Review the material and extract every line in which the word "HADS" occurs.

═════ Records ═════

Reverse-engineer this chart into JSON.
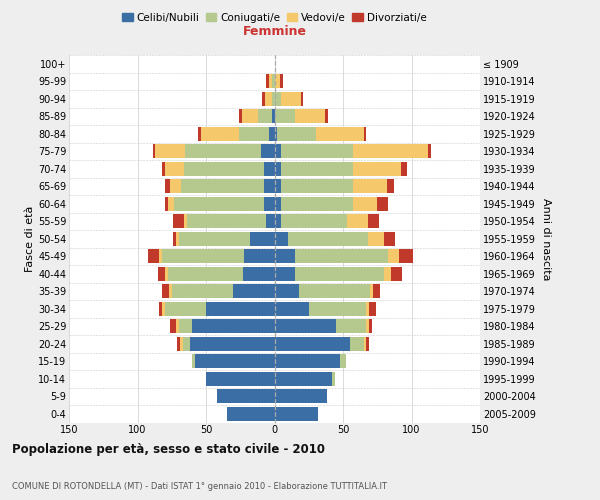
{
  "age_groups": [
    "0-4",
    "5-9",
    "10-14",
    "15-19",
    "20-24",
    "25-29",
    "30-34",
    "35-39",
    "40-44",
    "45-49",
    "50-54",
    "55-59",
    "60-64",
    "65-69",
    "70-74",
    "75-79",
    "80-84",
    "85-89",
    "90-94",
    "95-99",
    "100+"
  ],
  "birth_years": [
    "2005-2009",
    "2000-2004",
    "1995-1999",
    "1990-1994",
    "1985-1989",
    "1980-1984",
    "1975-1979",
    "1970-1974",
    "1965-1969",
    "1960-1964",
    "1955-1959",
    "1950-1954",
    "1945-1949",
    "1940-1944",
    "1935-1939",
    "1930-1934",
    "1925-1929",
    "1920-1924",
    "1915-1919",
    "1910-1914",
    "≤ 1909"
  ],
  "male": {
    "celibi": [
      35,
      42,
      50,
      58,
      62,
      60,
      50,
      30,
      23,
      22,
      18,
      6,
      8,
      8,
      8,
      10,
      4,
      2,
      0,
      0,
      0
    ],
    "coniugati": [
      0,
      0,
      0,
      2,
      5,
      10,
      30,
      45,
      55,
      60,
      52,
      58,
      65,
      60,
      58,
      55,
      22,
      10,
      2,
      2,
      0
    ],
    "vedovi": [
      0,
      0,
      0,
      0,
      2,
      2,
      2,
      2,
      2,
      2,
      2,
      2,
      5,
      8,
      14,
      22,
      28,
      12,
      5,
      2,
      0
    ],
    "divorziati": [
      0,
      0,
      0,
      0,
      2,
      4,
      2,
      5,
      5,
      8,
      2,
      8,
      2,
      4,
      2,
      2,
      2,
      2,
      2,
      2,
      0
    ]
  },
  "female": {
    "nubili": [
      32,
      38,
      42,
      48,
      55,
      45,
      25,
      18,
      15,
      15,
      10,
      5,
      5,
      5,
      5,
      5,
      2,
      0,
      0,
      0,
      0
    ],
    "coniugate": [
      0,
      0,
      2,
      4,
      10,
      22,
      42,
      52,
      65,
      68,
      58,
      48,
      52,
      52,
      52,
      52,
      28,
      15,
      5,
      0,
      0
    ],
    "vedove": [
      0,
      0,
      0,
      0,
      2,
      2,
      2,
      2,
      5,
      8,
      12,
      15,
      18,
      25,
      35,
      55,
      35,
      22,
      14,
      4,
      0
    ],
    "divorziate": [
      0,
      0,
      0,
      0,
      2,
      2,
      5,
      5,
      8,
      10,
      8,
      8,
      8,
      5,
      5,
      2,
      2,
      2,
      2,
      2,
      0
    ]
  },
  "colors": {
    "celibi": "#3a6ea5",
    "coniugati": "#b5c98e",
    "vedovi": "#f5c96b",
    "divorziati": "#c0392b"
  },
  "xlim": 150,
  "maschi_color": "#444444",
  "femmine_color": "#cc3333",
  "title": "Popolazione per età, sesso e stato civile - 2010",
  "subtitle": "COMUNE DI ROTONDELLA (MT) - Dati ISTAT 1° gennaio 2010 - Elaborazione TUTTITALIA.IT",
  "ylabel_left": "Fasce di età",
  "ylabel_right": "Anni di nascita",
  "legend_labels": [
    "Celibi/Nubili",
    "Coniugati/e",
    "Vedovi/e",
    "Divorziati/e"
  ],
  "bg_color": "#eeeeee",
  "plot_bg_color": "#ffffff"
}
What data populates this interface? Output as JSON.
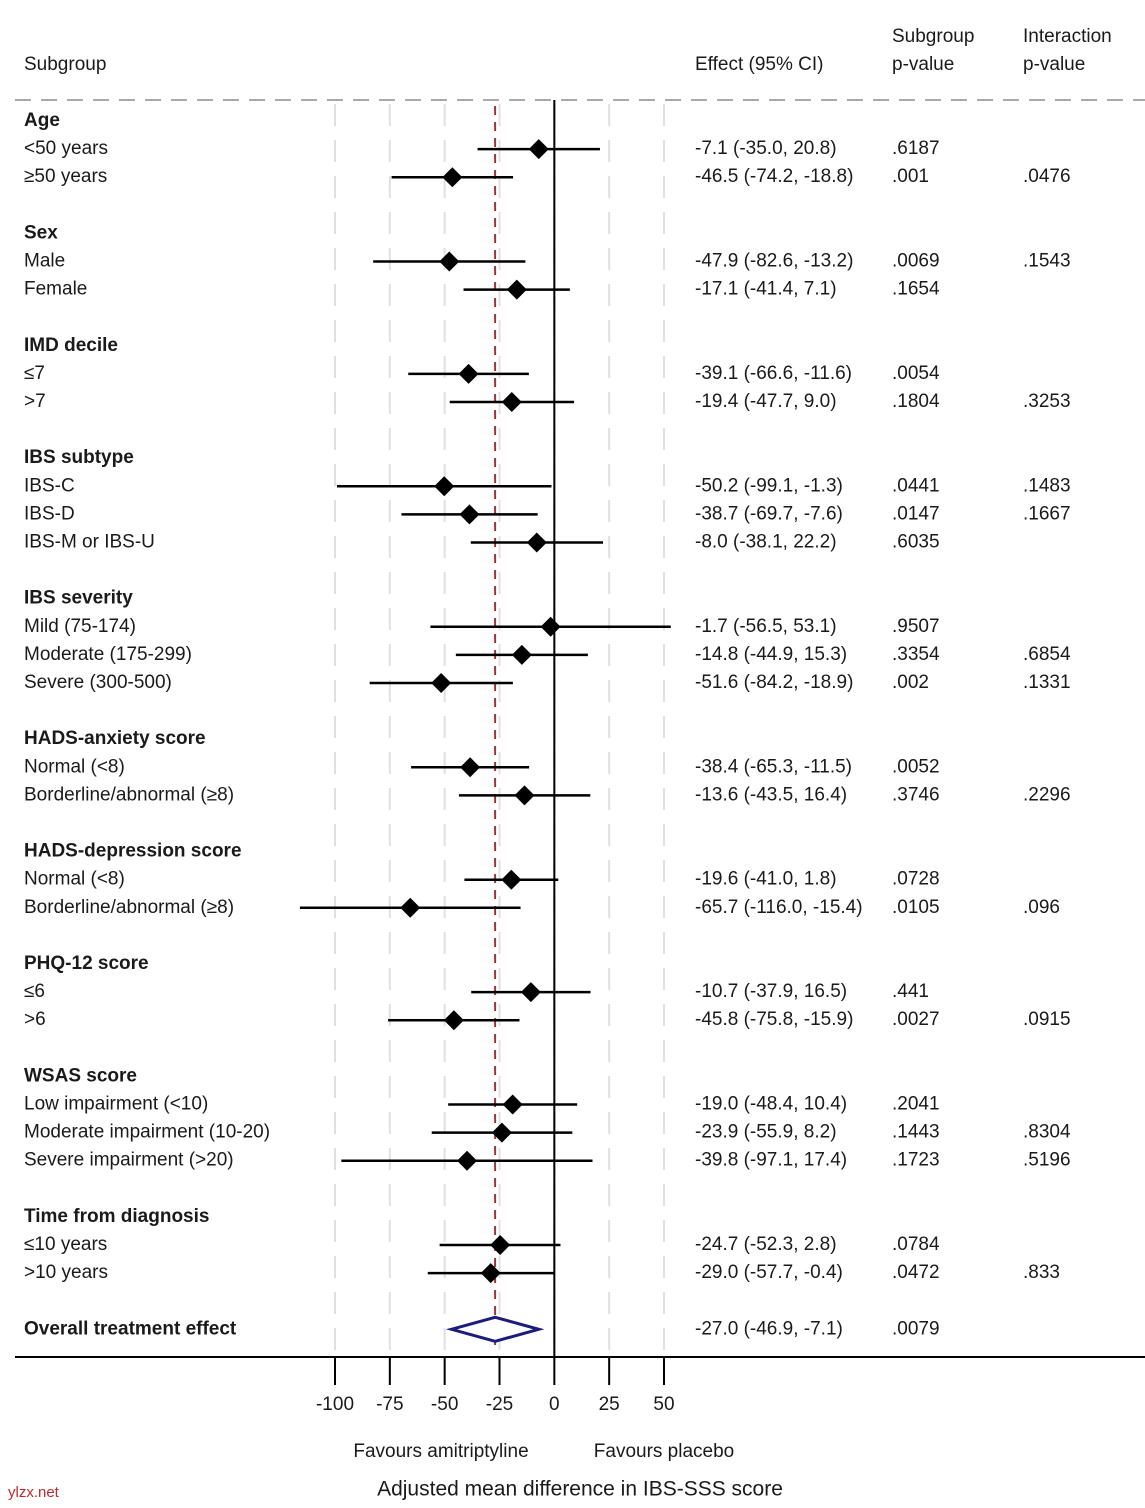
{
  "chart_data": {
    "type": "forest",
    "columns": {
      "subgroup": "Subgroup",
      "effect": "Effect (95% CI)",
      "subgroup_p": [
        "Subgroup",
        "p-value"
      ],
      "interaction_p": [
        "Interaction",
        "p-value"
      ]
    },
    "groups": [
      {
        "name": "Age",
        "rows": [
          {
            "label": "<50 years",
            "estimate": -7.1,
            "lower": -35.0,
            "upper": 20.8,
            "value_label": "-7.1 (-35.0, 20.8)",
            "subgroup_p": ".6187"
          },
          {
            "label": "≥50 years",
            "estimate": -46.5,
            "lower": -74.2,
            "upper": -18.8,
            "value_label": "-46.5 (-74.2, -18.8)",
            "subgroup_p": ".001",
            "interaction_p": ".0476"
          }
        ]
      },
      {
        "name": "Sex",
        "rows": [
          {
            "label": "Male",
            "estimate": -47.9,
            "lower": -82.6,
            "upper": -13.2,
            "value_label": "-47.9 (-82.6, -13.2)",
            "subgroup_p": ".0069",
            "interaction_p": ".1543"
          },
          {
            "label": "Female",
            "estimate": -17.1,
            "lower": -41.4,
            "upper": 7.1,
            "value_label": "-17.1 (-41.4, 7.1)",
            "subgroup_p": ".1654"
          }
        ]
      },
      {
        "name": "IMD decile",
        "rows": [
          {
            "label": "≤7",
            "estimate": -39.1,
            "lower": -66.6,
            "upper": -11.6,
            "value_label": "-39.1 (-66.6, -11.6)",
            "subgroup_p": ".0054"
          },
          {
            "label": ">7",
            "estimate": -19.4,
            "lower": -47.7,
            "upper": 9.0,
            "value_label": "-19.4 (-47.7, 9.0)",
            "subgroup_p": ".1804",
            "interaction_p": ".3253"
          }
        ]
      },
      {
        "name": "IBS subtype",
        "rows": [
          {
            "label": "IBS-C",
            "estimate": -50.2,
            "lower": -99.1,
            "upper": -1.3,
            "value_label": "-50.2 (-99.1, -1.3)",
            "subgroup_p": ".0441",
            "interaction_p": ".1483"
          },
          {
            "label": "IBS-D",
            "estimate": -38.7,
            "lower": -69.7,
            "upper": -7.6,
            "value_label": "-38.7 (-69.7, -7.6)",
            "subgroup_p": ".0147",
            "interaction_p": ".1667"
          },
          {
            "label": "IBS-M or IBS-U",
            "estimate": -8.0,
            "lower": -38.1,
            "upper": 22.2,
            "value_label": "-8.0 (-38.1, 22.2)",
            "subgroup_p": ".6035"
          }
        ]
      },
      {
        "name": "IBS severity",
        "rows": [
          {
            "label": "Mild (75-174)",
            "estimate": -1.7,
            "lower": -56.5,
            "upper": 53.1,
            "value_label": "-1.7 (-56.5, 53.1)",
            "subgroup_p": ".9507"
          },
          {
            "label": "Moderate (175-299)",
            "estimate": -14.8,
            "lower": -44.9,
            "upper": 15.3,
            "value_label": "-14.8 (-44.9, 15.3)",
            "subgroup_p": ".3354",
            "interaction_p": ".6854"
          },
          {
            "label": "Severe (300-500)",
            "estimate": -51.6,
            "lower": -84.2,
            "upper": -18.9,
            "value_label": "-51.6 (-84.2, -18.9)",
            "subgroup_p": ".002",
            "interaction_p": ".1331"
          }
        ]
      },
      {
        "name": "HADS-anxiety score",
        "rows": [
          {
            "label": "Normal (<8)",
            "estimate": -38.4,
            "lower": -65.3,
            "upper": -11.5,
            "value_label": "-38.4 (-65.3, -11.5)",
            "subgroup_p": ".0052"
          },
          {
            "label": "Borderline/abnormal (≥8)",
            "estimate": -13.6,
            "lower": -43.5,
            "upper": 16.4,
            "value_label": "-13.6 (-43.5, 16.4)",
            "subgroup_p": ".3746",
            "interaction_p": ".2296"
          }
        ]
      },
      {
        "name": "HADS-depression score",
        "rows": [
          {
            "label": "Normal (<8)",
            "estimate": -19.6,
            "lower": -41.0,
            "upper": 1.8,
            "value_label": "-19.6 (-41.0, 1.8)",
            "subgroup_p": ".0728"
          },
          {
            "label": "Borderline/abnormal (≥8)",
            "estimate": -65.7,
            "lower": -116.0,
            "upper": -15.4,
            "value_label": "-65.7 (-116.0, -15.4)",
            "subgroup_p": ".0105",
            "interaction_p": ".096"
          }
        ]
      },
      {
        "name": "PHQ-12 score",
        "rows": [
          {
            "label": "≤6",
            "estimate": -10.7,
            "lower": -37.9,
            "upper": 16.5,
            "value_label": "-10.7 (-37.9, 16.5)",
            "subgroup_p": ".441"
          },
          {
            "label": ">6",
            "estimate": -45.8,
            "lower": -75.8,
            "upper": -15.9,
            "value_label": "-45.8 (-75.8, -15.9)",
            "subgroup_p": ".0027",
            "interaction_p": ".0915"
          }
        ]
      },
      {
        "name": "WSAS score",
        "rows": [
          {
            "label": "Low impairment (<10)",
            "estimate": -19.0,
            "lower": -48.4,
            "upper": 10.4,
            "value_label": "-19.0 (-48.4, 10.4)",
            "subgroup_p": ".2041"
          },
          {
            "label": "Moderate impairment (10-20)",
            "estimate": -23.9,
            "lower": -55.9,
            "upper": 8.2,
            "value_label": "-23.9 (-55.9, 8.2)",
            "subgroup_p": ".1443",
            "interaction_p": ".8304"
          },
          {
            "label": "Severe impairment (>20)",
            "estimate": -39.8,
            "lower": -97.1,
            "upper": 17.4,
            "value_label": "-39.8 (-97.1, 17.4)",
            "subgroup_p": ".1723",
            "interaction_p": ".5196"
          }
        ]
      },
      {
        "name": "Time from diagnosis",
        "rows": [
          {
            "label": "≤10 years",
            "estimate": -24.7,
            "lower": -52.3,
            "upper": 2.8,
            "value_label": "-24.7 (-52.3, 2.8)",
            "subgroup_p": ".0784"
          },
          {
            "label": ">10 years",
            "estimate": -29.0,
            "lower": -57.7,
            "upper": -0.4,
            "value_label": "-29.0 (-57.7, -0.4)",
            "subgroup_p": ".0472",
            "interaction_p": ".833"
          }
        ]
      }
    ],
    "overall": {
      "label": "Overall treatment effect",
      "estimate": -27.0,
      "lower": -46.9,
      "upper": -7.1,
      "value_label": "-27.0 (-46.9, -7.1)",
      "subgroup_p": ".0079"
    },
    "reference_line": 0,
    "xlim": [
      -100,
      50
    ],
    "xticks": [
      -100,
      -75,
      -50,
      -25,
      0,
      25,
      50
    ],
    "grid": true,
    "marker_color": "#000000",
    "overall_color": "#1c1c7a",
    "overall_line_color": "#a0303a",
    "favours_left": "Favours amitriptyline",
    "favours_right": "Favours placebo",
    "x_label": "Adjusted mean difference in IBS-SSS score",
    "watermark": "ylzx.net"
  }
}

═════

* **Output for this exercise**:
        "name": "HADS-anxiety score",
        "name": "HADS-depression score",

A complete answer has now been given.